What is expected
Locate every line in the records below that holds the word "JSON" and return each one.

::::::

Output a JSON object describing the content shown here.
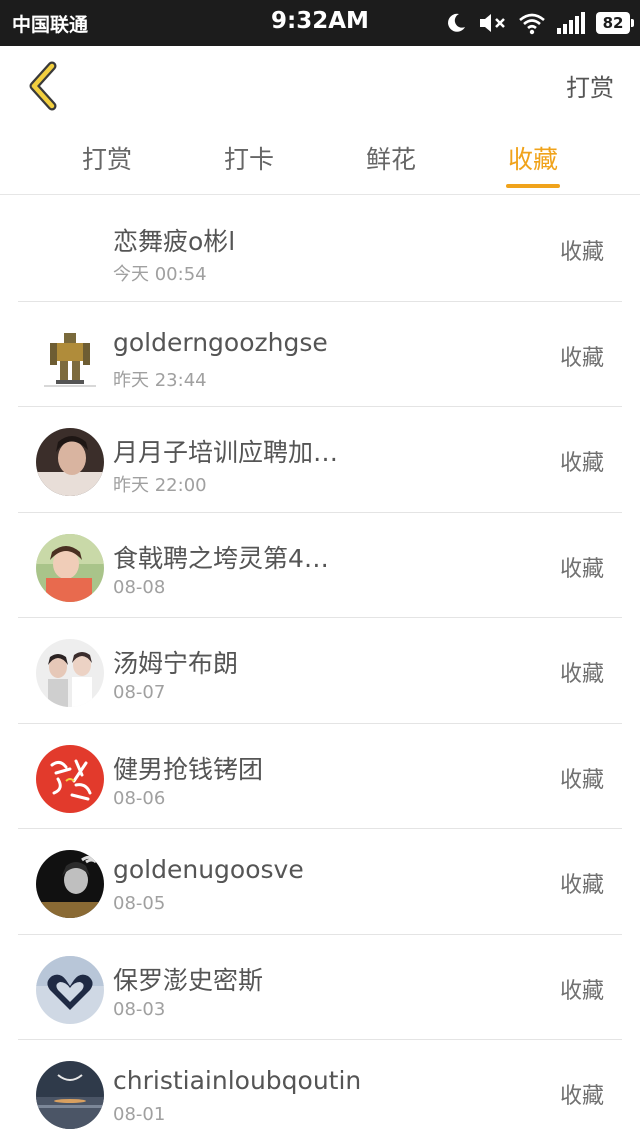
{
  "status_bar": {
    "carrier": "中国联通",
    "time": "9:32AM",
    "battery": "82",
    "icons": [
      "moon-icon",
      "mute-icon",
      "wifi-icon",
      "signal-icon",
      "battery-icon"
    ]
  },
  "header": {
    "back_icon": "chevron-left-icon",
    "action_label": "打赏"
  },
  "tabs": [
    {
      "label": "打赏",
      "active": false
    },
    {
      "label": "打卡",
      "active": false
    },
    {
      "label": "鲜花",
      "active": false
    },
    {
      "label": "收藏",
      "active": true
    }
  ],
  "list": [
    {
      "name": "恋舞疲o彬l",
      "time": "今天 00:54",
      "action": "收藏",
      "avatar": "none"
    },
    {
      "name": "golderngoozhgse",
      "time": "昨天 23:44",
      "action": "收藏",
      "avatar": "robot-figure"
    },
    {
      "name": "月月子培训应聘加…",
      "time": "昨天 22:00",
      "action": "收藏",
      "avatar": "portrait"
    },
    {
      "name": "食戟聘之垮灵第4…",
      "time": "08-08",
      "action": "收藏",
      "avatar": "portrait"
    },
    {
      "name": "汤姆宁布朗",
      "time": "08-07",
      "action": "收藏",
      "avatar": "portrait"
    },
    {
      "name": "健男抢钱铐团",
      "time": "08-06",
      "action": "收藏",
      "avatar": "red-calligraphy"
    },
    {
      "name": "goldenugoosve",
      "time": "08-05",
      "action": "收藏",
      "avatar": "portrait"
    },
    {
      "name": "保罗澎史密斯",
      "time": "08-03",
      "action": "收藏",
      "avatar": "hands-heart"
    },
    {
      "name": "christiainloubqoutin",
      "time": "08-01",
      "action": "收藏",
      "avatar": "landscape"
    }
  ],
  "colors": {
    "accent": "#f0a31b",
    "status_bar_bg": "#1c1c1c",
    "divider": "#e4e4e4"
  }
}
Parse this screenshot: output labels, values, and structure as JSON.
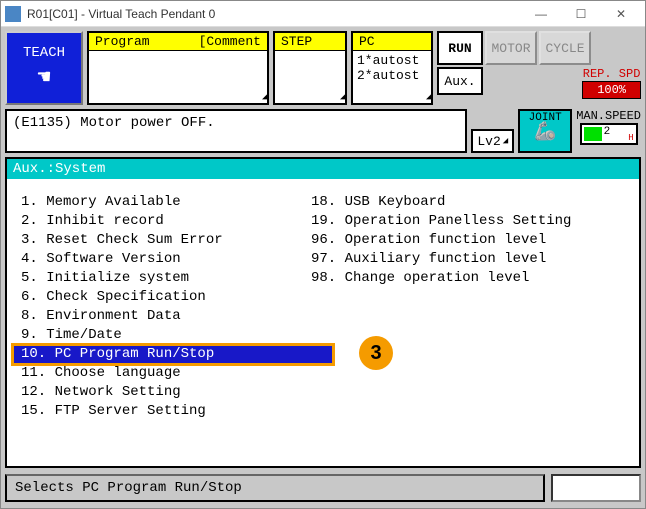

::::::

Problem solution
Output a JSON object describing the content shown here.
Parse this screenshot: output labels, values, and structure as JSON.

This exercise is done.